WHAT IS EXPECTED: Reproduce the listing exactly and skip over any pictures.

[Collection entries]

---*---

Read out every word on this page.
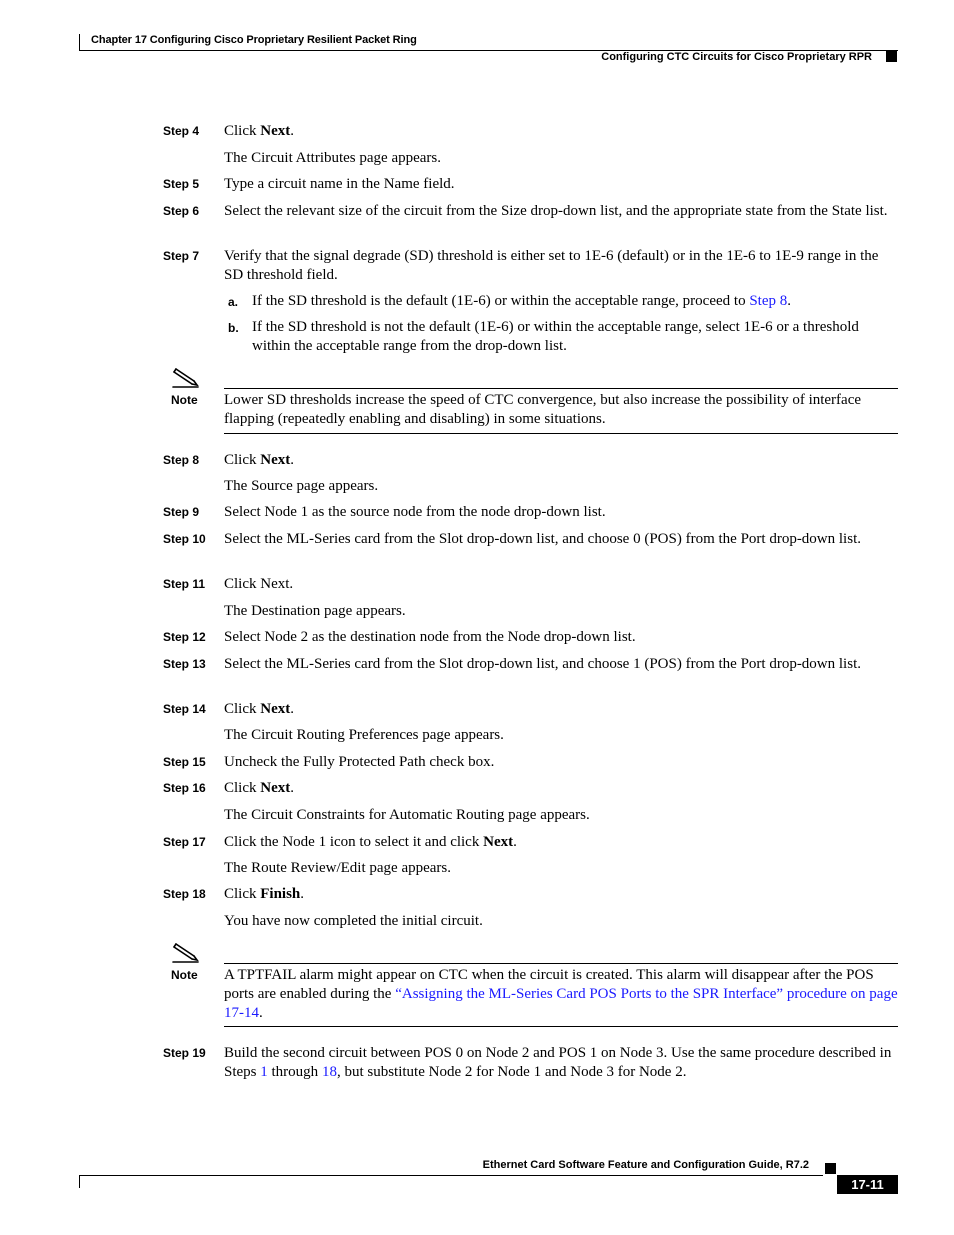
Chapter 17 Configuring Cisco Proprietary Resilient Packet Ring
Configuring CTC Circuits for Cisco Proprietary RPR
Step 4 Click Next.
The Circuit Attributes page appears.
Step 5 Type a circuit name in the Name field.
Step 6 Select the relevant size of the circuit from the Size drop-down list, and the appropriate state from the State list.
Step 7 Verify that the signal degrade (SD) threshold is either set to 1E-6 (default) or in the 1E-6 to 1E-9 range in the SD threshold field.
a. If the SD threshold is the default (1E-6) or within the acceptable range, proceed to Step 8.
b. If the SD threshold is not the default (1E-6) or within the acceptable range, select 1E-6 or a threshold within the acceptable range from the drop-down list.
Note Lower SD thresholds increase the speed of CTC convergence, but also increase the possibility of interface flapping (repeatedly enabling and disabling) in some situations.
Step 8 Click Next.
The Source page appears.
Step 9 Select Node 1 as the source node from the node drop-down list.
Step 10 Select the ML-Series card from the Slot drop-down list, and choose 0 (POS) from the Port drop-down list.
Step 11 Click Next.
The Destination page appears.
Step 12 Select Node 2 as the destination node from the Node drop-down list.
Step 13 Select the ML-Series card from the Slot drop-down list, and choose 1 (POS) from the Port drop-down list.
Step 14 Click Next.
The Circuit Routing Preferences page appears.
Step 15 Uncheck the Fully Protected Path check box.
Step 16 Click Next.
The Circuit Constraints for Automatic Routing page appears.
Step 17 Click the Node 1 icon to select it and click Next.
The Route Review/Edit page appears.
Step 18 Click Finish.
You have now completed the initial circuit.
Note A TPTFAIL alarm might appear on CTC when the circuit is created. This alarm will disappear after the POS ports are enabled during the “Assigning the ML-Series Card POS Ports to the SPR Interface” procedure on page 17-14.
Step 19 Build the second circuit between POS 0 on Node 2 and POS 1 on Node 3. Use the same procedure described in Steps 1 through 18, but substitute Node 2 for Node 1 and Node 3 for Node 2.
Ethernet Card Software Feature and Configuration Guide, R7.2
17-11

---*---

TASK SOLUTION:
Read out every word on this page.
Chapter 17 Configuring Cisco Proprietary Resilient Packet Ring
Configuring CTC Circuits for Cisco Proprietary RPR
Step 4 Click Next.
The Circuit Attributes page appears.
Step 5 Type a circuit name in the Name field.
Step 6 Select the relevant size of the circuit from the Size drop-down list, and the appropriate state from the State list.
Step 7 Verify that the signal degrade (SD) threshold is either set to 1E-6 (default) or in the 1E-6 to 1E-9 range in the SD threshold field.
a. If the SD threshold is the default (1E-6) or within the acceptable range, proceed to Step 8.
b. If the SD threshold is not the default (1E-6) or within the acceptable range, select 1E-6 or a threshold within the acceptable range from the drop-down list.
Note Lower SD thresholds increase the speed of CTC convergence, but also increase the possibility of interface flapping (repeatedly enabling and disabling) in some situations.
Step 8 Click Next.
The Source page appears.
Step 9 Select Node 1 as the source node from the node drop-down list.
Step 10 Select the ML-Series card from the Slot drop-down list, and choose 0 (POS) from the Port drop-down list.
Step 11 Click Next.
The Destination page appears.
Step 12 Select Node 2 as the destination node from the Node drop-down list.
Step 13 Select the ML-Series card from the Slot drop-down list, and choose 1 (POS) from the Port drop-down list.
Step 14 Click Next.
The Circuit Routing Preferences page appears.
Step 15 Uncheck the Fully Protected Path check box.
Step 16 Click Next.
The Circuit Constraints for Automatic Routing page appears.
Step 17 Click the Node 1 icon to select it and click Next.
The Route Review/Edit page appears.
Step 18 Click Finish.
You have now completed the initial circuit.
Note A TPTFAIL alarm might appear on CTC when the circuit is created. This alarm will disappear after the POS ports are enabled during the “Assigning the ML-Series Card POS Ports to the SPR Interface” procedure on page 17-14.
Step 19 Build the second circuit between POS 0 on Node 2 and POS 1 on Node 3. Use the same procedure described in Steps 1 through 18, but substitute Node 2 for Node 1 and Node 3 for Node 2.
Ethernet Card Software Feature and Configuration Guide, R7.2
17-11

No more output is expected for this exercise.